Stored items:
_ _ _ _ _ _ _
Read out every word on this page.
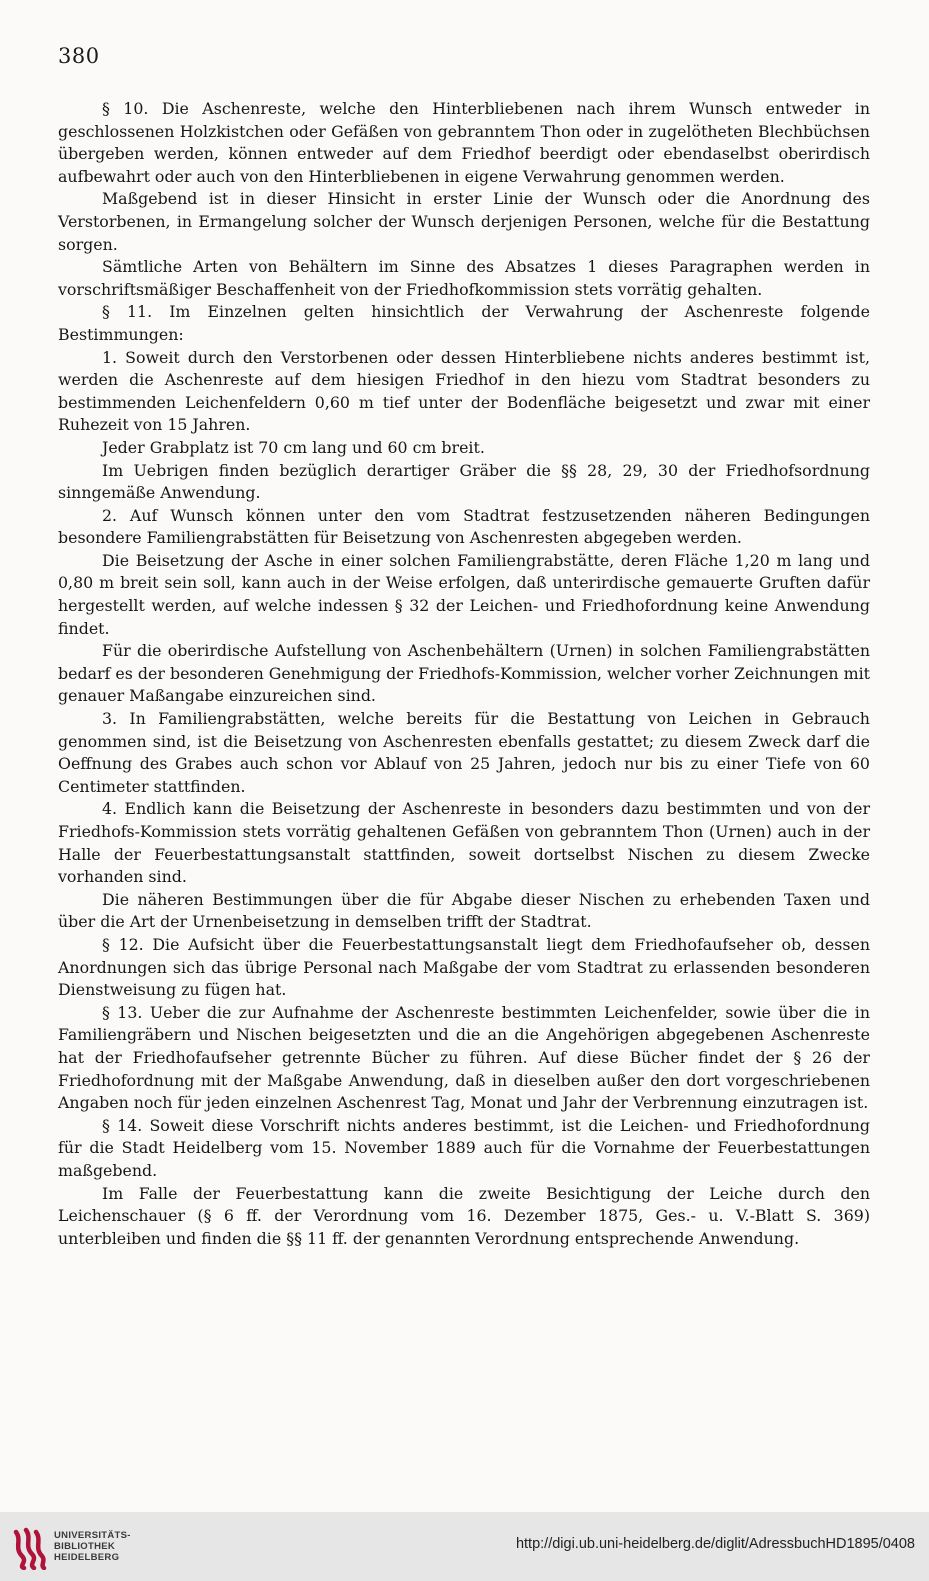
380

§ 10. Die Aschenreste, welche den Hinterbliebenen nach ihrem Wunsch entweder in geschlossenen Holzkistchen oder Gefäßen von gebranntem Thon oder in zugelötheten Blechbüchsen übergeben werden, können entweder auf dem Friedhof beerdigt oder ebendaselbst oberirdisch aufbewahrt oder auch von den Hinterbliebenen in eigene Verwahrung genommen werden.

Maßgebend ist in dieser Hinsicht in erster Linie der Wunsch oder die Anordnung des Verstorbenen, in Ermangelung solcher der Wunsch derjenigen Personen, welche für die Bestattung sorgen.

Sämtliche Arten von Behältern im Sinne des Absatzes 1 dieses Paragraphen werden in vorschriftsmäßiger Beschaffenheit von der Friedhofkommission stets vorrätig gehalten.

§ 11. Im Einzelnen gelten hinsichtlich der Verwahrung der Aschenreste folgende Bestimmungen:

1. Soweit durch den Verstorbenen oder dessen Hinterbliebene nichts anderes bestimmt ist, werden die Aschenreste auf dem hiesigen Friedhof in den hiezu vom Stadtrat besonders zu bestimmenden Leichenfeldern 0,60 m tief unter der Bodenfläche beigesetzt und zwar mit einer Ruhezeit von 15 Jahren.

Jeder Grabplatz ist 70 cm lang und 60 cm breit.

Im Uebrigen finden bezüglich derartiger Gräber die §§ 28, 29, 30 der Friedhofsordnung sinngemäße Anwendung.

2. Auf Wunsch können unter den vom Stadtrat festzusetzenden näheren Bedingungen besondere Familiengrabstätten für Beisetzung von Aschenresten abgegeben werden.

Die Beisetzung der Asche in einer solchen Familiengrabstätte, deren Fläche 1,20 m lang und 0,80 m breit sein soll, kann auch in der Weise erfolgen, daß unterirdische gemauerte Gruften dafür hergestellt werden, auf welche indessen § 32 der Leichen- und Friedhofordnung keine Anwendung findet.

Für die oberirdische Aufstellung von Aschenbehältern (Urnen) in solchen Familiengrabstätten bedarf es der besonderen Genehmigung der Friedhofs-Kommission, welcher vorher Zeichnungen mit genauer Maßangabe einzureichen sind.

3. In Familiengrabstätten, welche bereits für die Bestattung von Leichen in Gebrauch genommen sind, ist die Beisetzung von Aschenresten ebenfalls gestattet; zu diesem Zweck darf die Oeffnung des Grabes auch schon vor Ablauf von 25 Jahren, jedoch nur bis zu einer Tiefe von 60 Centimeter stattfinden.

4. Endlich kann die Beisetzung der Aschenreste in besonders dazu bestimmten und von der Friedhofs-Kommission stets vorrätig gehaltenen Gefäßen von gebranntem Thon (Urnen) auch in der Halle der Feuerbestattungsanstalt stattfinden, soweit dortselbst Nischen zu diesem Zwecke vorhanden sind.

Die näheren Bestimmungen über die für Abgabe dieser Nischen zu erhebenden Taxen und über die Art der Urnenbeisetzung in demselben trifft der Stadtrat.

§ 12. Die Aufsicht über die Feuerbestattungsanstalt liegt dem Friedhofaufseher ob, dessen Anordnungen sich das übrige Personal nach Maßgabe der vom Stadtrat zu erlassenden besonderen Dienstweisung zu fügen hat.

§ 13. Ueber die zur Aufnahme der Aschenreste bestimmten Leichenfelder, sowie über die in Familiengräbern und Nischen beigesetzten und die an die Angehörigen abgegebenen Aschenreste hat der Friedhofaufseher getrennte Bücher zu führen. Auf diese Bücher findet der § 26 der Friedhofordnung mit der Maßgabe Anwendung, daß in dieselben außer den dort vorgeschriebenen Angaben noch für jeden einzelnen Aschenrest Tag, Monat und Jahr der Verbrennung einzutragen ist.

§ 14. Soweit diese Vorschrift nichts anderes bestimmt, ist die Leichen- und Friedhofordnung für die Stadt Heidelberg vom 15. November 1889 auch für die Vornahme der Feuerbestattungen maßgebend.

Im Falle der Feuerbestattung kann die zweite Besichtigung der Leiche durch den Leichenschauer (§ 6 ff. der Verordnung vom 16. Dezember 1875, Ges.- u. V.-Blatt S. 369) unterbleiben und finden die §§ 11 ff. der genannten Verordnung entsprechende Anwendung.

UNIVERSITÄTS-
BIBLIOTHEK
HEIDELBERG
http://digi.ub.uni-heidelberg.de/diglit/AdressbuchHD1895/0408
_ _ _ _ _ _ _
An exact retyping of the entries, without images, is the required answer.

▶ [Solution to this problem]:
Read out every word on this page.
380

§ 10. Die Aschenreste, welche den Hinterbliebenen nach ihrem Wunsch entweder in geschlossenen Holzkistchen oder Gefäßen von gebranntem Thon oder in zugelötheten Blechbüchsen übergeben werden, können entweder auf dem Friedhof beerdigt oder ebendaselbst oberirdisch aufbewahrt oder auch von den Hinterbliebenen in eigene Verwahrung genommen werden.

Maßgebend ist in dieser Hinsicht in erster Linie der Wunsch oder die Anordnung des Verstorbenen, in Ermangelung solcher der Wunsch derjenigen Personen, welche für die Bestattung sorgen.

Sämtliche Arten von Behältern im Sinne des Absatzes 1 dieses Paragraphen werden in vorschriftsmäßiger Beschaffenheit von der Friedhofkommission stets vorrätig gehalten.

§ 11. Im Einzelnen gelten hinsichtlich der Verwahrung der Aschenreste folgende Bestimmungen:

1. Soweit durch den Verstorbenen oder dessen Hinterbliebene nichts anderes bestimmt ist, werden die Aschenreste auf dem hiesigen Friedhof in den hiezu vom Stadtrat besonders zu bestimmenden Leichenfeldern 0,60 m tief unter der Bodenfläche beigesetzt und zwar mit einer Ruhezeit von 15 Jahren.

Jeder Grabplatz ist 70 cm lang und 60 cm breit.

Im Uebrigen finden bezüglich derartiger Gräber die §§ 28, 29, 30 der Friedhofsordnung sinngemäße Anwendung.

2. Auf Wunsch können unter den vom Stadtrat festzusetzenden näheren Bedingungen besondere Familiengrabstätten für Beisetzung von Aschenresten abgegeben werden.

Die Beisetzung der Asche in einer solchen Familiengrabstätte, deren Fläche 1,20 m lang und 0,80 m breit sein soll, kann auch in der Weise erfolgen, daß unterirdische gemauerte Gruften dafür hergestellt werden, auf welche indessen § 32 der Leichen- und Friedhofordnung keine Anwendung findet.

Für die oberirdische Aufstellung von Aschenbehältern (Urnen) in solchen Familiengrabstätten bedarf es der besonderen Genehmigung der Friedhofs-Kommission, welcher vorher Zeichnungen mit genauer Maßangabe einzureichen sind.

3. In Familiengrabstätten, welche bereits für die Bestattung von Leichen in Gebrauch genommen sind, ist die Beisetzung von Aschenresten ebenfalls gestattet; zu diesem Zweck darf die Oeffnung des Grabes auch schon vor Ablauf von 25 Jahren, jedoch nur bis zu einer Tiefe von 60 Centimeter stattfinden.

4. Endlich kann die Beisetzung der Aschenreste in besonders dazu bestimmten und von der Friedhofs-Kommission stets vorrätig gehaltenen Gefäßen von gebranntem Thon (Urnen) auch in der Halle der Feuerbestattungsanstalt stattfinden, soweit dortselbst Nischen zu diesem Zwecke vorhanden sind.

Die näheren Bestimmungen über die für Abgabe dieser Nischen zu erhebenden Taxen und über die Art der Urnenbeisetzung in demselben trifft der Stadtrat.

§ 12. Die Aufsicht über die Feuerbestattungsanstalt liegt dem Friedhofaufseher ob, dessen Anordnungen sich das übrige Personal nach Maßgabe der vom Stadtrat zu erlassenden besonderen Dienstweisung zu fügen hat.

§ 13. Ueber die zur Aufnahme der Aschenreste bestimmten Leichenfelder, sowie über die in Familiengräbern und Nischen beigesetzten und die an die Angehörigen abgegebenen Aschenreste hat der Friedhofaufseher getrennte Bücher zu führen. Auf diese Bücher findet der § 26 der Friedhofordnung mit der Maßgabe Anwendung, daß in dieselben außer den dort vorgeschriebenen Angaben noch für jeden einzelnen Aschenrest Tag, Monat und Jahr der Verbrennung einzutragen ist.

§ 14. Soweit diese Vorschrift nichts anderes bestimmt, ist die Leichen- und Friedhofordnung für die Stadt Heidelberg vom 15. November 1889 auch für die Vornahme der Feuerbestattungen maßgebend.

Im Falle der Feuerbestattung kann die zweite Besichtigung der Leiche durch den Leichenschauer (§ 6 ff. der Verordnung vom 16. Dezember 1875, Ges.- u. V.-Blatt S. 369) unterbleiben und finden die §§ 11 ff. der genannten Verordnung entsprechende Anwendung.

UNIVERSITÄTS-
BIBLIOTHEK
HEIDELBERG
http://digi.ub.uni-heidelberg.de/diglit/AdressbuchHD1895/0408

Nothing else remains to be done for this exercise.